Collected data entries:
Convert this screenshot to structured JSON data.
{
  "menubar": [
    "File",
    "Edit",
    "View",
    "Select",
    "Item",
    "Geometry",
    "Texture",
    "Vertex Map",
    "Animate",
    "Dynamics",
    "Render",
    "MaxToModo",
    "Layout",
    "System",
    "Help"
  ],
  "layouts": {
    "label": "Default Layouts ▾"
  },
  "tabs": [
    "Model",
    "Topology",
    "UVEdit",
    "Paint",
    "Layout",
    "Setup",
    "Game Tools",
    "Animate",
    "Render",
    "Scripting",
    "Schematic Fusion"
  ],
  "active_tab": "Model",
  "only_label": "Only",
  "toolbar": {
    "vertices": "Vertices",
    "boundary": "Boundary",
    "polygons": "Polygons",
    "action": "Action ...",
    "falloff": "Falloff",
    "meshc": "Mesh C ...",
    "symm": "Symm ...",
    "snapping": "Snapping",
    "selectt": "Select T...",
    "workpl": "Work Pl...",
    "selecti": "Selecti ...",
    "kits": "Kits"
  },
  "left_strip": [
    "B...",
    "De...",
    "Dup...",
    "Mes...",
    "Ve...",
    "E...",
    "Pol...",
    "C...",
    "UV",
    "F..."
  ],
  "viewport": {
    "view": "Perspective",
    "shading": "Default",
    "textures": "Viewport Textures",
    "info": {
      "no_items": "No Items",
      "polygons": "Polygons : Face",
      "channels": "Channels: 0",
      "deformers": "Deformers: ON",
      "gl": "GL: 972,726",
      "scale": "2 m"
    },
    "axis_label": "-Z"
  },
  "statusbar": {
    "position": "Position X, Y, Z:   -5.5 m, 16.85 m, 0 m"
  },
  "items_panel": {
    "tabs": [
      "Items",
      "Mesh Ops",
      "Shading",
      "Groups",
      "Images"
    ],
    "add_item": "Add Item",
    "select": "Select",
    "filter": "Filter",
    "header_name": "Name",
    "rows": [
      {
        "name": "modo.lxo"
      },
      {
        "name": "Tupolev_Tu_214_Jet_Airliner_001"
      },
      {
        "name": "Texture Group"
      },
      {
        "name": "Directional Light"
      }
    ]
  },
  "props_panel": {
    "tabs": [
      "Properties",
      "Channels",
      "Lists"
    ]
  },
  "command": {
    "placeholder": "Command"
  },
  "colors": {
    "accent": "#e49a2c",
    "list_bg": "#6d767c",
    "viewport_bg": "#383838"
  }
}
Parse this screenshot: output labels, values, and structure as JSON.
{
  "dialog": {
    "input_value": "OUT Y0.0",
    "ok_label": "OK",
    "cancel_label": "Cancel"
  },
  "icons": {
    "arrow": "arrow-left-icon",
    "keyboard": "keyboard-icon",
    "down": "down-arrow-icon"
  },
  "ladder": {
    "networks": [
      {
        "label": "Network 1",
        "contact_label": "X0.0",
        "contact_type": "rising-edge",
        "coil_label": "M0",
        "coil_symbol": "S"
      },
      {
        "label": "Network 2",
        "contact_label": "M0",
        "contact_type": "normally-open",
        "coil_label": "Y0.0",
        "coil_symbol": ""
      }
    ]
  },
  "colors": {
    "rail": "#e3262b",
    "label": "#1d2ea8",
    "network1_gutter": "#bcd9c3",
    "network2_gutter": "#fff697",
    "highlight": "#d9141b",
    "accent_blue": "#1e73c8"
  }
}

_Requirement_:
Reproduce exactly the line that holds "Parse this screenshot: output", then every line after it, ending with the final line of the records above.

_Final result_:
Parse this screenshot: output labels, values, and structure as JSON.
{
  "dialog": {
    "input_value": "OUT Y0.0",
    "ok_label": "OK",
    "cancel_label": "Cancel"
  },
  "icons": {
    "arrow": "arrow-left-icon",
    "keyboard": "keyboard-icon",
    "down": "down-arrow-icon"
  },
  "ladder": {
    "networks": [
      {
        "label": "Network 1",
        "contact_label": "X0.0",
        "contact_type": "rising-edge",
        "coil_label": "M0",
        "coil_symbol": "S"
      },
      {
        "label": "Network 2",
        "contact_label": "M0",
        "contact_type": "normally-open",
        "coil_label": "Y0.0",
        "coil_symbol": ""
      }
    ]
  },
  "colors": {
    "rail": "#e3262b",
    "label": "#1d2ea8",
    "network1_gutter": "#bcd9c3",
    "network2_gutter": "#fff697",
    "highlight": "#d9141b",
    "accent_blue": "#1e73c8"
  }
}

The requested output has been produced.